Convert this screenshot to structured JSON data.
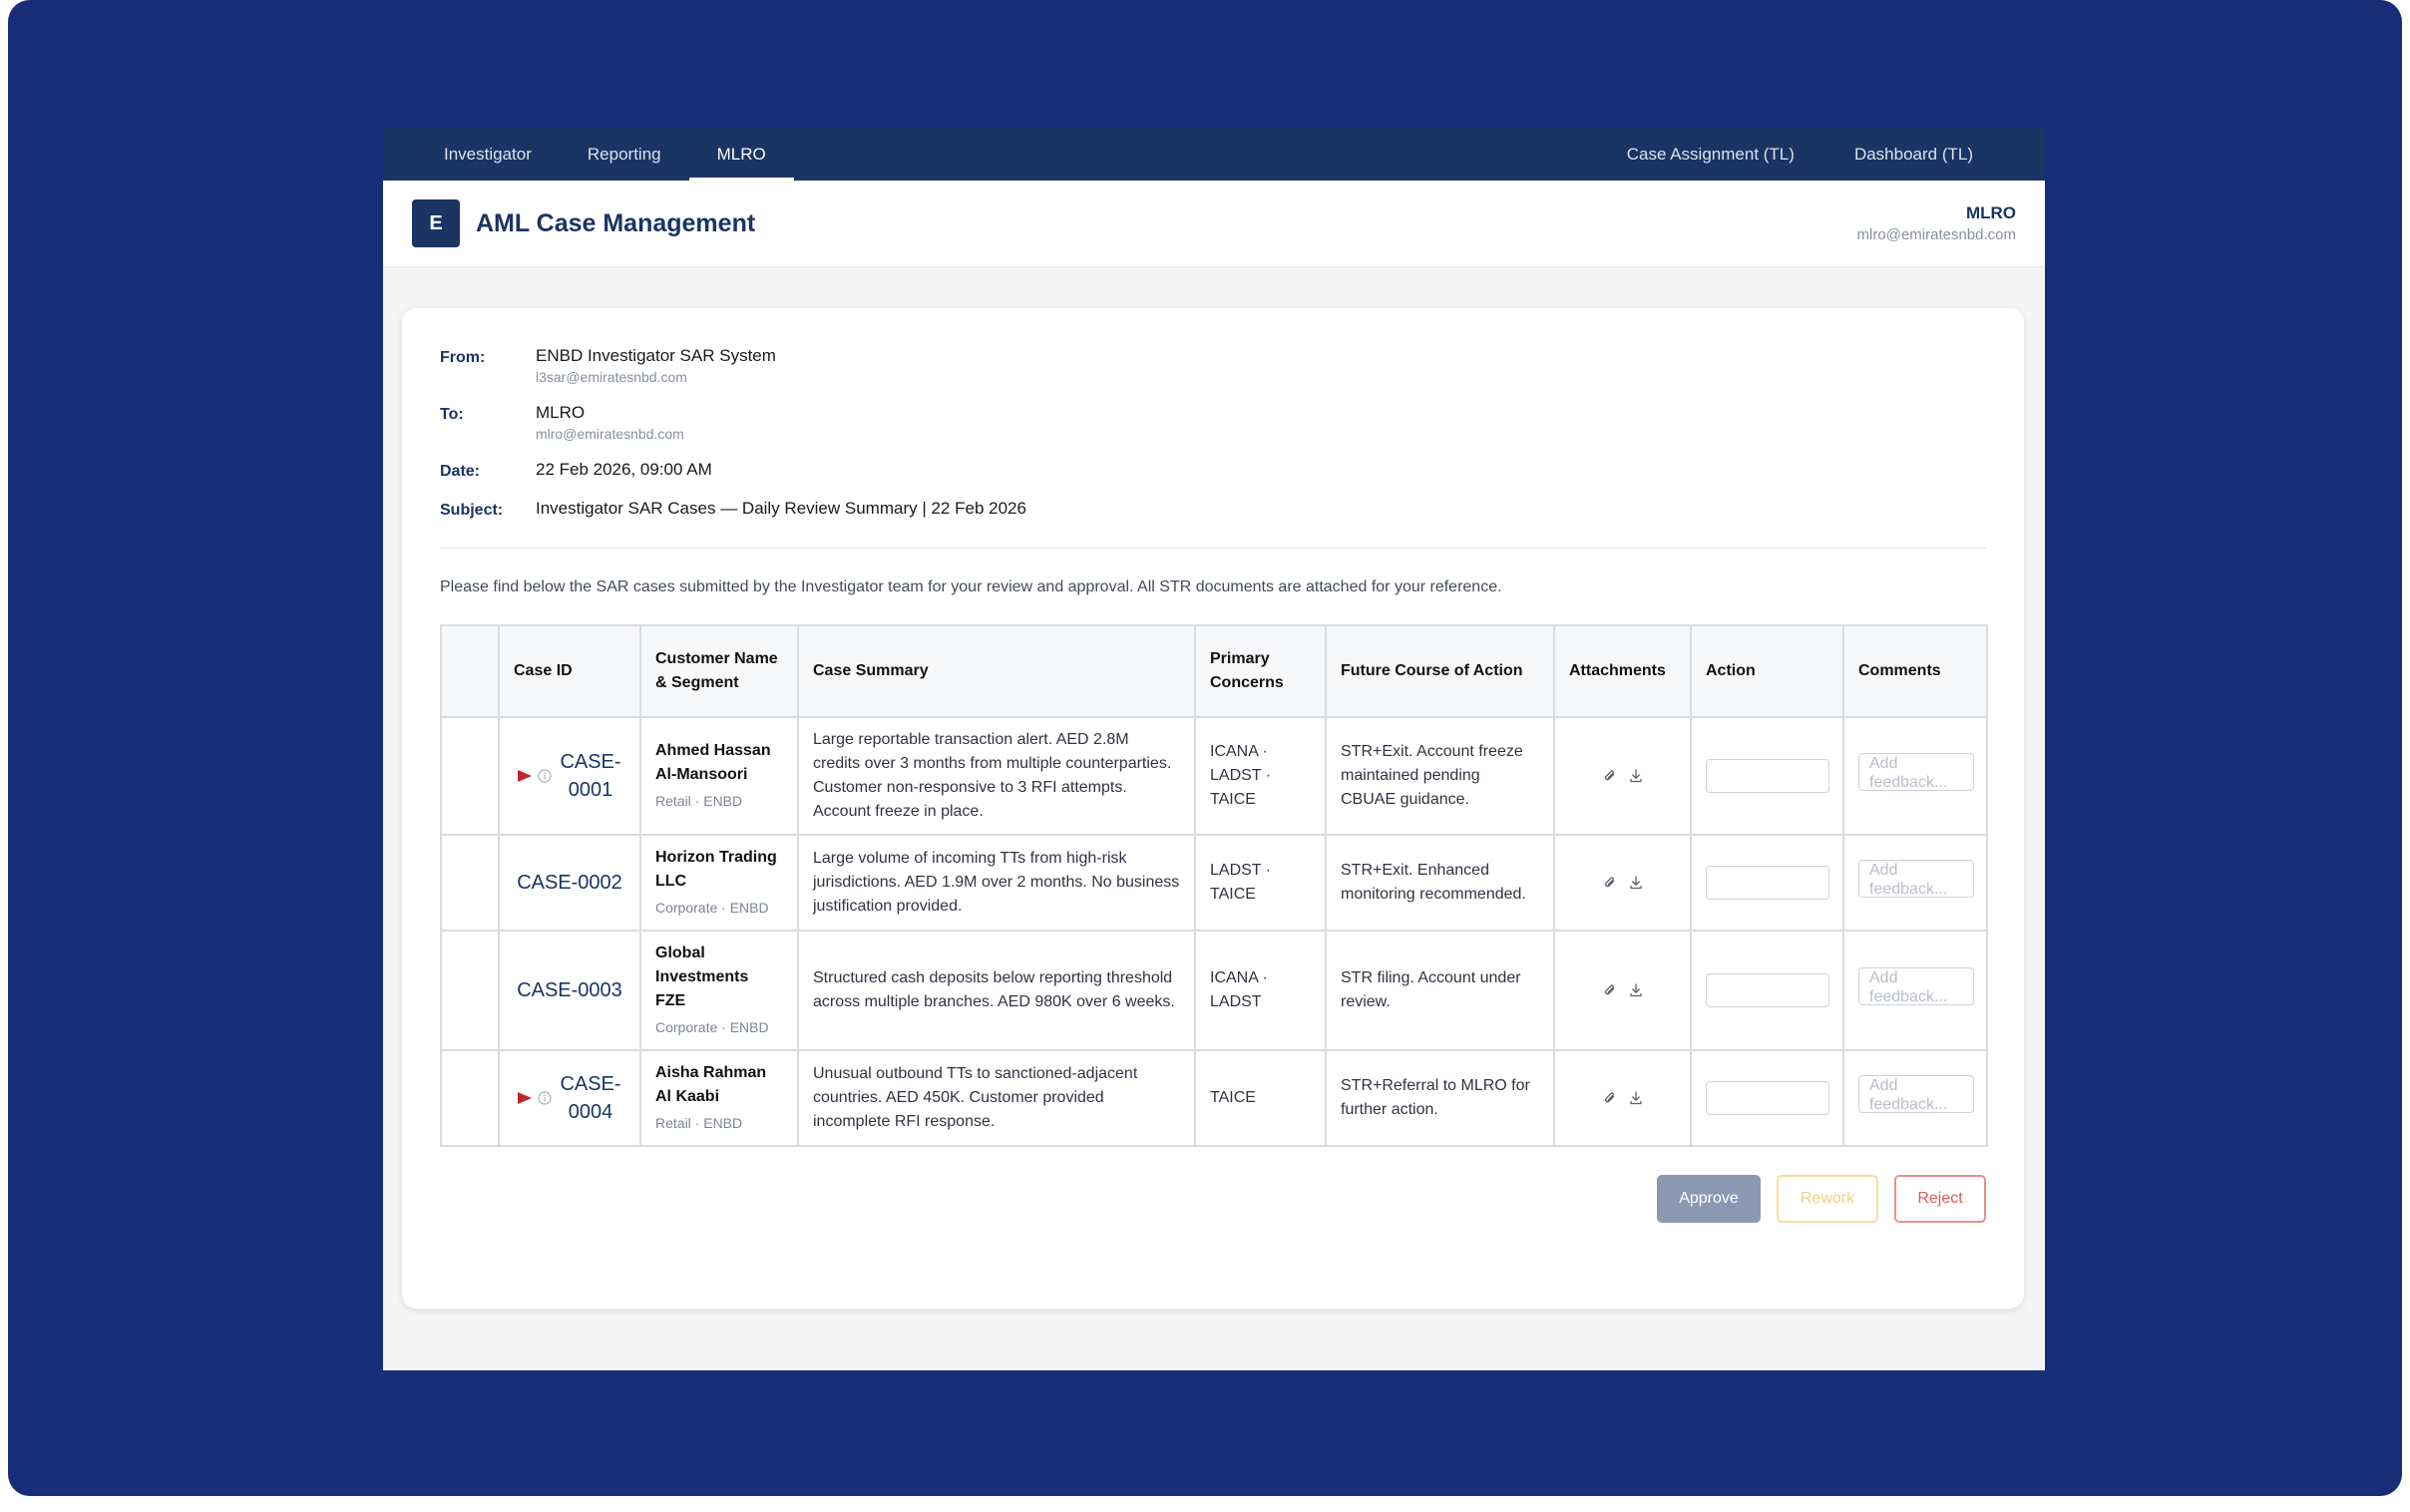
{
  "nav": {
    "left_tabs": [
      "Investigator",
      "Reporting",
      "MLRO"
    ],
    "active_tab": "MLRO",
    "right_tabs": [
      "Case Assignment (TL)",
      "Dashboard (TL)"
    ]
  },
  "header": {
    "logo_letter": "E",
    "title": "AML Case Management",
    "user_role": "MLRO",
    "user_email": "mlro@emiratesnbd.com"
  },
  "email": {
    "from_label": "From:",
    "from_name": "ENBD Investigator SAR System",
    "from_email": "l3sar@emiratesnbd.com",
    "to_label": "To:",
    "to_name": "MLRO",
    "to_email": "mlro@emiratesnbd.com",
    "date_label": "Date:",
    "date_value": "22 Feb 2026, 09:00 AM",
    "subject_label": "Subject:",
    "subject_value": "Investigator SAR Cases — Daily Review Summary | 22 Feb 2026",
    "intro": "Please find below the SAR cases submitted by the Investigator team for your review and approval. All STR documents are attached for your reference."
  },
  "table": {
    "headers": [
      "",
      "Case ID",
      "Customer Name & Segment",
      "Case Summary",
      "Primary Concerns",
      "Future Course of Action",
      "Attachments",
      "Action",
      "Comments"
    ],
    "comment_placeholder": "Add feedback...",
    "rows": [
      {
        "case_id": "CASE-0001",
        "flagged": true,
        "customer": "Ahmed Hassan Al-Mansoori",
        "segment": "Retail · ENBD",
        "summary": "Large reportable transaction alert. AED 2.8M credits over 3 months from multiple counterparties. Customer non-responsive to 3 RFI attempts. Account freeze in place.",
        "concerns": "ICANA · LADST · TAICE",
        "action": "STR+Exit. Account freeze maintained pending CBUAE guidance."
      },
      {
        "case_id": "CASE-0002",
        "flagged": false,
        "customer": "Horizon Trading LLC",
        "segment": "Corporate · ENBD",
        "summary": "Large volume of incoming TTs from high-risk jurisdictions. AED 1.9M over 2 months. No business justification provided.",
        "concerns": "LADST · TAICE",
        "action": "STR+Exit. Enhanced monitoring recommended."
      },
      {
        "case_id": "CASE-0003",
        "flagged": false,
        "customer": "Global Investments FZE",
        "segment": "Corporate · ENBD",
        "summary": "Structured cash deposits below reporting threshold across multiple branches. AED 980K over 6 weeks.",
        "concerns": "ICANA · LADST",
        "action": "STR filing. Account under review."
      },
      {
        "case_id": "CASE-0004",
        "flagged": true,
        "customer": "Aisha Rahman Al Kaabi",
        "segment": "Retail · ENBD",
        "summary": "Unusual outbound TTs to sanctioned-adjacent countries. AED 450K. Customer provided incomplete RFI response.",
        "concerns": "TAICE",
        "action": "STR+Referral to MLRO for further action."
      }
    ]
  },
  "buttons": {
    "approve": "Approve",
    "rework": "Rework",
    "reject": "Reject"
  },
  "colors": {
    "frame_bg": "#172d78",
    "nav_bg": "#1a3463",
    "brand": "#1a3463",
    "flag": "#c0262d",
    "approve_bg": "#8c98b3",
    "rework": "#f5cf7d",
    "reject": "#e05d5d"
  },
  "icons": {
    "flag": "flag-icon",
    "info": "info-icon",
    "attachment": "paperclip-icon",
    "download": "download-icon"
  }
}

**Aim:** Retype each line of the listing above word for word. Exclude the pictures.

**Final result:**
Convert this screenshot to structured JSON data.
{
  "nav": {
    "left_tabs": [
      "Investigator",
      "Reporting",
      "MLRO"
    ],
    "active_tab": "MLRO",
    "right_tabs": [
      "Case Assignment (TL)",
      "Dashboard (TL)"
    ]
  },
  "header": {
    "logo_letter": "E",
    "title": "AML Case Management",
    "user_role": "MLRO",
    "user_email": "mlro@emiratesnbd.com"
  },
  "email": {
    "from_label": "From:",
    "from_name": "ENBD Investigator SAR System",
    "from_email": "l3sar@emiratesnbd.com",
    "to_label": "To:",
    "to_name": "MLRO",
    "to_email": "mlro@emiratesnbd.com",
    "date_label": "Date:",
    "date_value": "22 Feb 2026, 09:00 AM",
    "subject_label": "Subject:",
    "subject_value": "Investigator SAR Cases — Daily Review Summary | 22 Feb 2026",
    "intro": "Please find below the SAR cases submitted by the Investigator team for your review and approval. All STR documents are attached for your reference."
  },
  "table": {
    "headers": [
      "",
      "Case ID",
      "Customer Name & Segment",
      "Case Summary",
      "Primary Concerns",
      "Future Course of Action",
      "Attachments",
      "Action",
      "Comments"
    ],
    "comment_placeholder": "Add feedback...",
    "rows": [
      {
        "case_id": "CASE-0001",
        "flagged": true,
        "customer": "Ahmed Hassan Al-Mansoori",
        "segment": "Retail · ENBD",
        "summary": "Large reportable transaction alert. AED 2.8M credits over 3 months from multiple counterparties. Customer non-responsive to 3 RFI attempts. Account freeze in place.",
        "concerns": "ICANA · LADST · TAICE",
        "action": "STR+Exit. Account freeze maintained pending CBUAE guidance."
      },
      {
        "case_id": "CASE-0002",
        "flagged": false,
        "customer": "Horizon Trading LLC",
        "segment": "Corporate · ENBD",
        "summary": "Large volume of incoming TTs from high-risk jurisdictions. AED 1.9M over 2 months. No business justification provided.",
        "concerns": "LADST · TAICE",
        "action": "STR+Exit. Enhanced monitoring recommended."
      },
      {
        "case_id": "CASE-0003",
        "flagged": false,
        "customer": "Global Investments FZE",
        "segment": "Corporate · ENBD",
        "summary": "Structured cash deposits below reporting threshold across multiple branches. AED 980K over 6 weeks.",
        "concerns": "ICANA · LADST",
        "action": "STR filing. Account under review."
      },
      {
        "case_id": "CASE-0004",
        "flagged": true,
        "customer": "Aisha Rahman Al Kaabi",
        "segment": "Retail · ENBD",
        "summary": "Unusual outbound TTs to sanctioned-adjacent countries. AED 450K. Customer provided incomplete RFI response.",
        "concerns": "TAICE",
        "action": "STR+Referral to MLRO for further action."
      }
    ]
  },
  "buttons": {
    "approve": "Approve",
    "rework": "Rework",
    "reject": "Reject"
  },
  "colors": {
    "frame_bg": "#172d78",
    "nav_bg": "#1a3463",
    "brand": "#1a3463",
    "flag": "#c0262d",
    "approve_bg": "#8c98b3",
    "rework": "#f5cf7d",
    "reject": "#e05d5d"
  },
  "icons": {
    "flag": "flag-icon",
    "info": "info-icon",
    "attachment": "paperclip-icon",
    "download": "download-icon"
  }
}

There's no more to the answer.